## Written problem
Output an exact reproduction of the data.

## Input data
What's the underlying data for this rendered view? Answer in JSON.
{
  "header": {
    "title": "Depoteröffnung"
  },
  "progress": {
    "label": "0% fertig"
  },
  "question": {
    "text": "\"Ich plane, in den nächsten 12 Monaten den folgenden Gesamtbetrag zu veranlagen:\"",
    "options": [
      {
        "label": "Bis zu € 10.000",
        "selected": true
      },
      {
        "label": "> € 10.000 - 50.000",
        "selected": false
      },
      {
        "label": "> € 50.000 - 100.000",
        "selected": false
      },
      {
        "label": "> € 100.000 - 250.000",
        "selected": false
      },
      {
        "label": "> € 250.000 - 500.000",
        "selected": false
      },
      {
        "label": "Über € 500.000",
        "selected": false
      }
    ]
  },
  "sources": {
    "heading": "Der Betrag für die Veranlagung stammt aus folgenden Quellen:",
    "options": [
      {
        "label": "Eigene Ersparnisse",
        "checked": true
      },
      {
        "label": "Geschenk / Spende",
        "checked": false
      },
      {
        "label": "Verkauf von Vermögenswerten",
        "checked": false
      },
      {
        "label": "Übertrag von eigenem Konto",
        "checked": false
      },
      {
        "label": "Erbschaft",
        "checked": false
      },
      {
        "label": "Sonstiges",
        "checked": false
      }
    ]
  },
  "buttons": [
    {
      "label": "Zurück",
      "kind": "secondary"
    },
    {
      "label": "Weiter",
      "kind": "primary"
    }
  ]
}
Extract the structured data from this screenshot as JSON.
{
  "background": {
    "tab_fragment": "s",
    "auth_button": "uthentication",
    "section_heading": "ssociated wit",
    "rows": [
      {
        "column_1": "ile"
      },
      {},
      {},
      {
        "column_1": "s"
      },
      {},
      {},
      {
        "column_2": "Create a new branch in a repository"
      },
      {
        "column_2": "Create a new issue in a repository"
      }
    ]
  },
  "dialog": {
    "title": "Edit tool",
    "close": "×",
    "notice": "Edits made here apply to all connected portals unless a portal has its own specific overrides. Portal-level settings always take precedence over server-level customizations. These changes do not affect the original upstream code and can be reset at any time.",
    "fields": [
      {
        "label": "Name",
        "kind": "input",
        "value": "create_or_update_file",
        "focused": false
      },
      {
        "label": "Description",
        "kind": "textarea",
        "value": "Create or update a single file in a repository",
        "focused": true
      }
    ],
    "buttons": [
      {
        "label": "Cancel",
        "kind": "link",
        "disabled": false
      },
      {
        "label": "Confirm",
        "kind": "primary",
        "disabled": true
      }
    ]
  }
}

## Exercise output
What's the underlying data for this rendered view? Answer in JSON.
{
  "header": {
    "title": "Depoteröffnung"
  },
  "progress": {
    "label": "0% fertig"
  },
  "question": {
    "text": "\"Ich plane, in den nächsten 12 Monaten den folgenden Gesamtbetrag zu veranlagen:\"",
    "options": [
      {
        "label": "Bis zu € 10.000",
        "selected": true
      },
      {
        "label": "> € 10.000 - 50.000",
        "selected": false
      },
      {
        "label": "> € 50.000 - 100.000",
        "selected": false
      },
      {
        "label": "> € 100.000 - 250.000",
        "selected": false
      },
      {
        "label": "> € 250.000 - 500.000",
        "selected": false
      },
      {
        "label": "Über € 500.000",
        "selected": false
      }
    ]
  },
  "sources": {
    "heading": "Der Betrag für die Veranlagung stammt aus folgenden Quellen:",
    "options": [
      {
        "label": "Eigene Ersparnisse",
        "checked": true
      },
      {
        "label": "Geschenk / Spende",
        "checked": false
      },
      {
        "label": "Verkauf von Vermögenswerten",
        "checked": false
      },
      {
        "label": "Übertrag von eigenem Konto",
        "checked": false
      },
      {
        "label": "Erbschaft",
        "checked": false
      },
      {
        "label": "Sonstiges",
        "checked": false
      }
    ]
  },
  "buttons": [
    {
      "label": "Zurück",
      "kind": "secondary"
    },
    {
      "label": "Weiter",
      "kind": "primary"
    }
  ]
}
Extract the structured data from this screenshot as JSON.
{
  "background": {
    "tab_fragment": "s",
    "auth_button": "uthentication",
    "section_heading": "ssociated wit",
    "rows": [
      {
        "column_1": "ile"
      },
      {},
      {},
      {
        "column_1": "s"
      },
      {},
      {},
      {
        "column_2": "Create a new branch in a repository"
      },
      {
        "column_2": "Create a new issue in a repository"
      }
    ]
  },
  "dialog": {
    "title": "Edit tool",
    "close": "×",
    "notice": "Edits made here apply to all connected portals unless a portal has its own specific overrides. Portal-level settings always take precedence over server-level customizations. These changes do not affect the original upstream code and can be reset at any time.",
    "fields": [
      {
        "label": "Name",
        "kind": "input",
        "value": "create_or_update_file",
        "focused": false
      },
      {
        "label": "Description",
        "kind": "textarea",
        "value": "Create or update a single file in a repository",
        "focused": true
      }
    ],
    "buttons": [
      {
        "label": "Cancel",
        "kind": "link",
        "disabled": false
      },
      {
        "label": "Confirm",
        "kind": "primary",
        "disabled": true
      }
    ]
  }
}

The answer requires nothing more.